Identify and pull out each line of the entries in which "артериях" occurs.

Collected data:
----
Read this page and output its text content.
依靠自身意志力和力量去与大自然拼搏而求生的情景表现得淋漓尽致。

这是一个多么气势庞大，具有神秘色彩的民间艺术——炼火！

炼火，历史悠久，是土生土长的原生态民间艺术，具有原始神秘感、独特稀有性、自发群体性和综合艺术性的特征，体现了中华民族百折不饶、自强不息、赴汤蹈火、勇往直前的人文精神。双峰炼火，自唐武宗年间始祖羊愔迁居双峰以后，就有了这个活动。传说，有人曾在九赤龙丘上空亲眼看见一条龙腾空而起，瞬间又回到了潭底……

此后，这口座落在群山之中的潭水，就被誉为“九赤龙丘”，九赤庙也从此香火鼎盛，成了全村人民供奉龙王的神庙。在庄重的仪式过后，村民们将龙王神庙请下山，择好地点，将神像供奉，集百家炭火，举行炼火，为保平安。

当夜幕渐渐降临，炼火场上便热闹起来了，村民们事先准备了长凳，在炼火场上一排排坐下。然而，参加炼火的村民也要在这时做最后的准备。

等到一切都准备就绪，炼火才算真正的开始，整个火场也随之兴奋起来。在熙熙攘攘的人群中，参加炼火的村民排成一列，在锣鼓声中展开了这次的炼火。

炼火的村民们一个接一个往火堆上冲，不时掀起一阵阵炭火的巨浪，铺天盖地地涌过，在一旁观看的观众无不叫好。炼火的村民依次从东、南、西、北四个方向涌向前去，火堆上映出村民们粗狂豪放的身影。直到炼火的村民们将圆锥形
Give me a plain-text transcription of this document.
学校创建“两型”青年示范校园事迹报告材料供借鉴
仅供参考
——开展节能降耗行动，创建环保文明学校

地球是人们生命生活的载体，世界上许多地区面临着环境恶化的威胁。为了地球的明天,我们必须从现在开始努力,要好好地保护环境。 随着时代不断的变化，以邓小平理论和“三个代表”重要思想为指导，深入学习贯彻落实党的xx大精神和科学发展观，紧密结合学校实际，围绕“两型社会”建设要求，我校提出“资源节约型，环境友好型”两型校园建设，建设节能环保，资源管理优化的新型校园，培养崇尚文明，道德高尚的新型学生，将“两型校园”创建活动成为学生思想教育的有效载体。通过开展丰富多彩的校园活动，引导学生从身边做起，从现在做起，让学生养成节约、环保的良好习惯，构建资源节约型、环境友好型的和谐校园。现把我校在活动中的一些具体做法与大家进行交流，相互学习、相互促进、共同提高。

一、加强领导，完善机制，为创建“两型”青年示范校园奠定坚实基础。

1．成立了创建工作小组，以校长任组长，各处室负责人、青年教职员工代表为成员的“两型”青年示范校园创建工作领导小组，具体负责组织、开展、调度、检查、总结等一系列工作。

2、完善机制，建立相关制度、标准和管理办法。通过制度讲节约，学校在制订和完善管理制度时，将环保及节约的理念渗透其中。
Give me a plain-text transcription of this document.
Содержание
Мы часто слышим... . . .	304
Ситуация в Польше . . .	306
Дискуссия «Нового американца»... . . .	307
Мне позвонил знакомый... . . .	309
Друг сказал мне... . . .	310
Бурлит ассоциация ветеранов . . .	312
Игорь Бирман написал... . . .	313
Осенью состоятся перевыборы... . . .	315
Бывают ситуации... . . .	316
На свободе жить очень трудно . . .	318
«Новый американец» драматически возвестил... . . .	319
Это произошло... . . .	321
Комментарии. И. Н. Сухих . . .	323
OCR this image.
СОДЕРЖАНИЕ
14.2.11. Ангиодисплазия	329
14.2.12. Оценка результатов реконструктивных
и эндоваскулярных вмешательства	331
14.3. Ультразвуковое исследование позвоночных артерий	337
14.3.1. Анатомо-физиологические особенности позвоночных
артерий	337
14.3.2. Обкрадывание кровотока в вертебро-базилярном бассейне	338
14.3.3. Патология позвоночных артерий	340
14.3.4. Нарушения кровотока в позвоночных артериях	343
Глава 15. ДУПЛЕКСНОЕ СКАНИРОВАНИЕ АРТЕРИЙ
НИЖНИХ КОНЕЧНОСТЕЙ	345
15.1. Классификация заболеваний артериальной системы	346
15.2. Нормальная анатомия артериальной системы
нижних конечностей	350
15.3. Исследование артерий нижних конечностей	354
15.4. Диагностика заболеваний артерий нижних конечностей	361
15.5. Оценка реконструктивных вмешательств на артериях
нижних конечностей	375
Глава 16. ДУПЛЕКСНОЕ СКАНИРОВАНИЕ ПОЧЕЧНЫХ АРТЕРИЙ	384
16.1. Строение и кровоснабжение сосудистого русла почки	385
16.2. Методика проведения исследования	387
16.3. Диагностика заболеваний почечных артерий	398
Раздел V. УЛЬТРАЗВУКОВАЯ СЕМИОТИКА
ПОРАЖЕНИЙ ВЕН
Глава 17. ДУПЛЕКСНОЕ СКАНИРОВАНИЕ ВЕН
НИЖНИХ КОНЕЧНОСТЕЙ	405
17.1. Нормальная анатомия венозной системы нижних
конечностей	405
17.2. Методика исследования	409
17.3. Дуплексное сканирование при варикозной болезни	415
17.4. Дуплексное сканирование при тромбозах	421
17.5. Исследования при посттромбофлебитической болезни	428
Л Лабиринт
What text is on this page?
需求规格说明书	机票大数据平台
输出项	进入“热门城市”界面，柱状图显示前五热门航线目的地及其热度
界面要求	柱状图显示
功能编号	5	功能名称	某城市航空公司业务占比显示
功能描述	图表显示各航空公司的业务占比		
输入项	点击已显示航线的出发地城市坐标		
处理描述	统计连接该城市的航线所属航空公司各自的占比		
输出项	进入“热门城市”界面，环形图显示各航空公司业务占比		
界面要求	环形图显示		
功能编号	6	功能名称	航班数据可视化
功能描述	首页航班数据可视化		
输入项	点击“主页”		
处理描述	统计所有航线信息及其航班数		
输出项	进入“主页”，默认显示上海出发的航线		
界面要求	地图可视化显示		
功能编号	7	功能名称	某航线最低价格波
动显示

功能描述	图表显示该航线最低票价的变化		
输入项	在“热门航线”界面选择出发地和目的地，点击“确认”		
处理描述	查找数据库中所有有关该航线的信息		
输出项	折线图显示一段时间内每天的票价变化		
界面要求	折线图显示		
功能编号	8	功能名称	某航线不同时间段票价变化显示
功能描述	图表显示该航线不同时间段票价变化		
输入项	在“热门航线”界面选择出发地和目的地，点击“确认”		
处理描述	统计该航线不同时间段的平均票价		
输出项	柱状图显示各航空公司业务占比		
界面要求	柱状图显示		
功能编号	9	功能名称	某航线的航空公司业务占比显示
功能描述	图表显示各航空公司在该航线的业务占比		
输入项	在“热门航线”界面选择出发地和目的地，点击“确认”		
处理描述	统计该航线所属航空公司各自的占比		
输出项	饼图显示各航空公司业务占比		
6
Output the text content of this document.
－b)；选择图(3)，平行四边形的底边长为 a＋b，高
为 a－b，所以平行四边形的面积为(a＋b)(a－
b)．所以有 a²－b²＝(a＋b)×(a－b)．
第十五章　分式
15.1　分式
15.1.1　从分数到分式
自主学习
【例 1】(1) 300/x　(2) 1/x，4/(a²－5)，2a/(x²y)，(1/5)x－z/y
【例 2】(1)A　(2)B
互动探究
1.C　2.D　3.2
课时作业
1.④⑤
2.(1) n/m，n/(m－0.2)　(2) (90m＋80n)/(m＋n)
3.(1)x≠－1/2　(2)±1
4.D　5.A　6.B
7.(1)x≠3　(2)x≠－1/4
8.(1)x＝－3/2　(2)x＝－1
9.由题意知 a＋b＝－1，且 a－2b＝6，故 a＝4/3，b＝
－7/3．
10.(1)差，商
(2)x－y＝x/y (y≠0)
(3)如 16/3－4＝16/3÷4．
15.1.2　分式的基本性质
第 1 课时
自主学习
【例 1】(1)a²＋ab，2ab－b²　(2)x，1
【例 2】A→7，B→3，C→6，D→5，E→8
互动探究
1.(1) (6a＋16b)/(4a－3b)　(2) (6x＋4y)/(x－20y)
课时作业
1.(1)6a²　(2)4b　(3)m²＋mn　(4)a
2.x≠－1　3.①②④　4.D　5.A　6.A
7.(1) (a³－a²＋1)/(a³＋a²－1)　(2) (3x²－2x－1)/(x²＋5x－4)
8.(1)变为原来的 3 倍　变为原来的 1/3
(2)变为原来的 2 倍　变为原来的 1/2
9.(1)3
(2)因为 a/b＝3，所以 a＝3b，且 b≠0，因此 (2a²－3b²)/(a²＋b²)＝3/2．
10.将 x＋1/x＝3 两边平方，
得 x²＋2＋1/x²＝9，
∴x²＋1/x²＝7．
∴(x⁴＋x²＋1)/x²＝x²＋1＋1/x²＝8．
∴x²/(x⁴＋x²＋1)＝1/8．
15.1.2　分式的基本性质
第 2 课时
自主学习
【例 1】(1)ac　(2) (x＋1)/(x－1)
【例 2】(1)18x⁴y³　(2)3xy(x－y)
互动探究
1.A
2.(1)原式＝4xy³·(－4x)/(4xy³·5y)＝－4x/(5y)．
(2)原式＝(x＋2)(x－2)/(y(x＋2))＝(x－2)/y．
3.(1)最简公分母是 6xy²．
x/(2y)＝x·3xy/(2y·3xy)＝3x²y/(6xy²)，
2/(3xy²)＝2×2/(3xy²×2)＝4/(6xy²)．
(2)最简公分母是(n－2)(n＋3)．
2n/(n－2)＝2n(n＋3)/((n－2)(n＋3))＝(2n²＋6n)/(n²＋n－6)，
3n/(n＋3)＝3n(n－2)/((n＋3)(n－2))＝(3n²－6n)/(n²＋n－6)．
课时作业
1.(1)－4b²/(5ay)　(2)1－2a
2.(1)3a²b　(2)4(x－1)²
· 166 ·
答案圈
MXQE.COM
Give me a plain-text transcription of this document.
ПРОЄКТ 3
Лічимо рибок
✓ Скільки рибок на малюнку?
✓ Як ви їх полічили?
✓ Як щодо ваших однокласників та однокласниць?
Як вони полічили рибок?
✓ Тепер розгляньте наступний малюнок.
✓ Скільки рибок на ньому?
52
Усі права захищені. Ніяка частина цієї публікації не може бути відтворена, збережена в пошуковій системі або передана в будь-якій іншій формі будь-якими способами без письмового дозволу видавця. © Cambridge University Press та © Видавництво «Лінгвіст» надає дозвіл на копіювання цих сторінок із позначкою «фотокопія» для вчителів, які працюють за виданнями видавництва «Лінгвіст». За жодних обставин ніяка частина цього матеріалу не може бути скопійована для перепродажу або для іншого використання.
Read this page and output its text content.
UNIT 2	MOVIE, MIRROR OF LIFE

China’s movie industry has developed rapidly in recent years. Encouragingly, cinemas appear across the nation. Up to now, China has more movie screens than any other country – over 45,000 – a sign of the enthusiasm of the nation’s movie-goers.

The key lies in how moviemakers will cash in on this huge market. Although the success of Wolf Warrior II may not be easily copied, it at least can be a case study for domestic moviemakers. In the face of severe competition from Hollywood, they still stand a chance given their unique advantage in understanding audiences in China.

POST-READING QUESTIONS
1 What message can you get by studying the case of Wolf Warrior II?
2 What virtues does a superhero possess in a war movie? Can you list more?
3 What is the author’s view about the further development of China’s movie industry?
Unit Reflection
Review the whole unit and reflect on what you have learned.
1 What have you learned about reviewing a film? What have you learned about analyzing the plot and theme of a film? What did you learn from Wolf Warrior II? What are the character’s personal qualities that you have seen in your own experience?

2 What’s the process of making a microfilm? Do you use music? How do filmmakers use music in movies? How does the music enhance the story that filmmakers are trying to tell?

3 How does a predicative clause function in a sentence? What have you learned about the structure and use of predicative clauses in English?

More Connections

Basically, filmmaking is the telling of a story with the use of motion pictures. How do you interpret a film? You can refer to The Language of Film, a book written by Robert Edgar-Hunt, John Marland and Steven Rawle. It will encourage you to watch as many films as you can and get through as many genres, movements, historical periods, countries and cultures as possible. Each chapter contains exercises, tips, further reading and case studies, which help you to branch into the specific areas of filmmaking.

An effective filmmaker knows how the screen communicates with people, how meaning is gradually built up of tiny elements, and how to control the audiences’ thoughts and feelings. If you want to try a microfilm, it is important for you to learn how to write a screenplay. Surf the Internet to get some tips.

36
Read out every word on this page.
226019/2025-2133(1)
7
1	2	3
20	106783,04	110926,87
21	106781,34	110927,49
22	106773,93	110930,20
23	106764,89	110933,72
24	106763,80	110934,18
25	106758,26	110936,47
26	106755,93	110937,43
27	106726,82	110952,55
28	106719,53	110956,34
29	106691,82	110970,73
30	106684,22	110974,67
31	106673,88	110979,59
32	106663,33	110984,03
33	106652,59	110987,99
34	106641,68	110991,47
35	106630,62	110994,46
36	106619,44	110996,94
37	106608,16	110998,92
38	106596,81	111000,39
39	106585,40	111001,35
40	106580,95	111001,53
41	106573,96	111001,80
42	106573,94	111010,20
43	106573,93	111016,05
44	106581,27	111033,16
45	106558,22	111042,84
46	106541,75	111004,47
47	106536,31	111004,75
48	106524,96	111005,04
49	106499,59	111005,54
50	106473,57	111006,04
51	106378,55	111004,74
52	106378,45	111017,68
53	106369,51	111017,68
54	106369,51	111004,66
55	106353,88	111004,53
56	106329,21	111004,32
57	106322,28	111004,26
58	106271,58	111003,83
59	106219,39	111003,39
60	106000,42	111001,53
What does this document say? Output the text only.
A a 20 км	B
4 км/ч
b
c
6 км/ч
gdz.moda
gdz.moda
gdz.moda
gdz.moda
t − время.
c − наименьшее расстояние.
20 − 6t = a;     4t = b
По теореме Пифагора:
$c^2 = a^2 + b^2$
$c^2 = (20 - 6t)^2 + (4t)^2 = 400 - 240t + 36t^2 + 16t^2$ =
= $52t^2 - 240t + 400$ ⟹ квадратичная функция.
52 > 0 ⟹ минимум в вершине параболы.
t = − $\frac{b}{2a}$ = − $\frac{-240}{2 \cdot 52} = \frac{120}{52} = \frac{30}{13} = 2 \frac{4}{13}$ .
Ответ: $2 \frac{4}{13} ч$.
----
Response.
14.3.4. Нарушения кровотока в позвоночных артериях	343
15.5. Оценка реконструктивных вмешательств на артериях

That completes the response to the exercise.